Problem
Repeat, exactly and in full, the lines of the listing below, but without any pictures.

Dataset items
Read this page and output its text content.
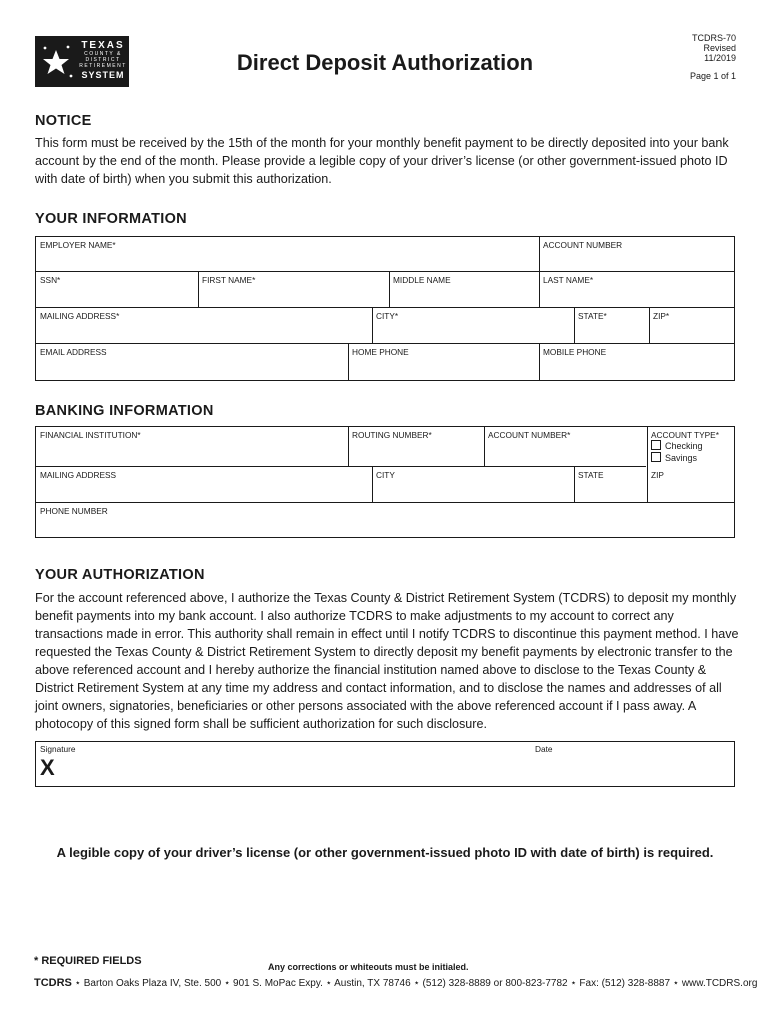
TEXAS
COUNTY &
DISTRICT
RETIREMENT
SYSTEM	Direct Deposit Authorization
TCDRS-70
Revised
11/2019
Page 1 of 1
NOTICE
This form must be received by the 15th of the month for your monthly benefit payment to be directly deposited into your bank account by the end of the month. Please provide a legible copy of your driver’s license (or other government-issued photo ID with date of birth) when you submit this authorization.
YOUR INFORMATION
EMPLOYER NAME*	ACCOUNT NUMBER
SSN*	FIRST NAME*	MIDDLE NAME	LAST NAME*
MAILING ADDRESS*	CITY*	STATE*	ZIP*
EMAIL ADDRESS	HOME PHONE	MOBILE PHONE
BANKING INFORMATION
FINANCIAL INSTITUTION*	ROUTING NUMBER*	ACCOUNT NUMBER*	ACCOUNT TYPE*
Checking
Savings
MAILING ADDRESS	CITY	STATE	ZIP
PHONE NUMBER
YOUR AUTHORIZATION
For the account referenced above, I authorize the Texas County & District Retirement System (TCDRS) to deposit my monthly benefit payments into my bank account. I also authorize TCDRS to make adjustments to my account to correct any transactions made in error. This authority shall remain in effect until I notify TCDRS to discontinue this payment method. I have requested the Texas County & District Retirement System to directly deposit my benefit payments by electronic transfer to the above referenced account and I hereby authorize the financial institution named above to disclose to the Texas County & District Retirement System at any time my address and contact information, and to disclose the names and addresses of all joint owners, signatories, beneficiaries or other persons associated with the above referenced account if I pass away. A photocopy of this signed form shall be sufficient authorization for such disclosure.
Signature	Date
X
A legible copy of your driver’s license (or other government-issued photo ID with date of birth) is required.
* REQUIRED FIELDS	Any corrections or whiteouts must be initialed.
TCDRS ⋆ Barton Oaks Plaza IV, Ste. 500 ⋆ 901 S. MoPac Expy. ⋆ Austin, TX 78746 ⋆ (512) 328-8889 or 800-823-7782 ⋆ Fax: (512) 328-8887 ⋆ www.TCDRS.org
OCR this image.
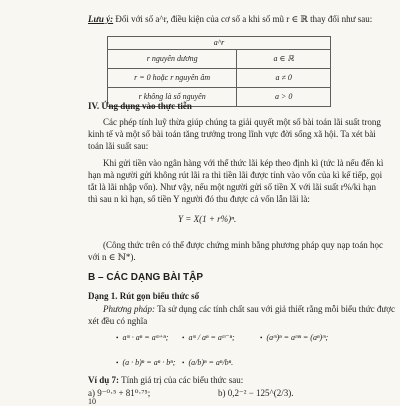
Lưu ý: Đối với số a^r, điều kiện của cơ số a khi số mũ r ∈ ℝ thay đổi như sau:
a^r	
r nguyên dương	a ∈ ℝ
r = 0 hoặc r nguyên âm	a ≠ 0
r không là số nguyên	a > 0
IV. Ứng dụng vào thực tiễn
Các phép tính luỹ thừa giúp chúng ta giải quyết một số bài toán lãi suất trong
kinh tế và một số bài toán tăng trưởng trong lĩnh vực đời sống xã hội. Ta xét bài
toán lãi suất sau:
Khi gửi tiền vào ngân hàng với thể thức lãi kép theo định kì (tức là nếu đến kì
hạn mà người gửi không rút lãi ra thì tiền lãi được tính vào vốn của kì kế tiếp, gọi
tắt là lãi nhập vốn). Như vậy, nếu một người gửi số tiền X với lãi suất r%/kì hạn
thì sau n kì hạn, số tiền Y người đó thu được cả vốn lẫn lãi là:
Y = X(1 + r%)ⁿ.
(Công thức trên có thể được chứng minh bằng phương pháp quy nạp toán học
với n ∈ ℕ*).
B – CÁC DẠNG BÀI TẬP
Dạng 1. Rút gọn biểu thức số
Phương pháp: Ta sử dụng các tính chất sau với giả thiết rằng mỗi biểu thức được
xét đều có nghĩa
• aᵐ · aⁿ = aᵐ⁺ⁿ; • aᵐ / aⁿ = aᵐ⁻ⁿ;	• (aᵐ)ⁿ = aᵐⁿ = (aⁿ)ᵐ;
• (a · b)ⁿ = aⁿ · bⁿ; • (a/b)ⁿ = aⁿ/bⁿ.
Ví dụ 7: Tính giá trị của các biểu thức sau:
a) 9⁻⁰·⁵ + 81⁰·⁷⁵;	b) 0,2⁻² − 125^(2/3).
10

Task answer
Read this page and output its text content.
TEXAS
COUNTY &
DISTRICT
RETIREMENT
SYSTEM	Direct Deposit Authorization
TCDRS-70
Revised
11/2019
Page 1 of 1
NOTICE
This form must be received by the 15th of the month for your monthly benefit payment to be directly deposited into your bank account by the end of the month. Please provide a legible copy of your driver’s license (or other government-issued photo ID with date of birth) when you submit this authorization.
YOUR INFORMATION
EMPLOYER NAME*	ACCOUNT NUMBER
SSN*	FIRST NAME*	MIDDLE NAME	LAST NAME*
MAILING ADDRESS*	CITY*	STATE*	ZIP*
EMAIL ADDRESS	HOME PHONE	MOBILE PHONE
BANKING INFORMATION
FINANCIAL INSTITUTION*	ROUTING NUMBER*	ACCOUNT NUMBER*	ACCOUNT TYPE*
Checking
Savings
MAILING ADDRESS	CITY	STATE	ZIP
PHONE NUMBER
YOUR AUTHORIZATION
For the account referenced above, I authorize the Texas County & District Retirement System (TCDRS) to deposit my monthly benefit payments into my bank account. I also authorize TCDRS to make adjustments to my account to correct any transactions made in error. This authority shall remain in effect until I notify TCDRS to discontinue this payment method. I have requested the Texas County & District Retirement System to directly deposit my benefit payments by electronic transfer to the above referenced account and I hereby authorize the financial institution named above to disclose to the Texas County & District Retirement System at any time my address and contact information, and to disclose the names and addresses of all joint owners, signatories, beneficiaries or other persons associated with the above referenced account if I pass away. A photocopy of this signed form shall be sufficient authorization for such disclosure.
Signature	Date
X
A legible copy of your driver’s license (or other government-issued photo ID with date of birth) is required.
* REQUIRED FIELDS	Any corrections or whiteouts must be initialed.
TCDRS ⋆ Barton Oaks Plaza IV, Ste. 500 ⋆ 901 S. MoPac Expy. ⋆ Austin, TX 78746 ⋆ (512) 328-8889 or 800-823-7782 ⋆ Fax: (512) 328-8887 ⋆ www.TCDRS.org
OCR this image.
Lưu ý: Đối với số a^r, điều kiện của cơ số a khi số mũ r ∈ ℝ thay đổi như sau:
a^r	
r nguyên dương	a ∈ ℝ
r = 0 hoặc r nguyên âm	a ≠ 0
r không là số nguyên	a > 0
IV. Ứng dụng vào thực tiễn
Các phép tính luỹ thừa giúp chúng ta giải quyết một số bài toán lãi suất trong
kinh tế và một số bài toán tăng trưởng trong lĩnh vực đời sống xã hội. Ta xét bài
toán lãi suất sau:
Khi gửi tiền vào ngân hàng với thể thức lãi kép theo định kì (tức là nếu đến kì
hạn mà người gửi không rút lãi ra thì tiền lãi được tính vào vốn của kì kế tiếp, gọi
tắt là lãi nhập vốn). Như vậy, nếu một người gửi số tiền X với lãi suất r%/kì hạn
thì sau n kì hạn, số tiền Y người đó thu được cả vốn lẫn lãi là:
Y = X(1 + r%)ⁿ.
(Công thức trên có thể được chứng minh bằng phương pháp quy nạp toán học
với n ∈ ℕ*).
B – CÁC DẠNG BÀI TẬP
Dạng 1. Rút gọn biểu thức số
Phương pháp: Ta sử dụng các tính chất sau với giả thiết rằng mỗi biểu thức được
xét đều có nghĩa
• aᵐ · aⁿ = aᵐ⁺ⁿ; • aᵐ / aⁿ = aᵐ⁻ⁿ;	• (aᵐ)ⁿ = aᵐⁿ = (aⁿ)ᵐ;
• (a · b)ⁿ = aⁿ · bⁿ; • (a/b)ⁿ = aⁿ/bⁿ.
Ví dụ 7: Tính giá trị của các biểu thức sau:
a) 9⁻⁰·⁵ + 81⁰·⁷⁵;	b) 0,2⁻² − 125^(2/3).
10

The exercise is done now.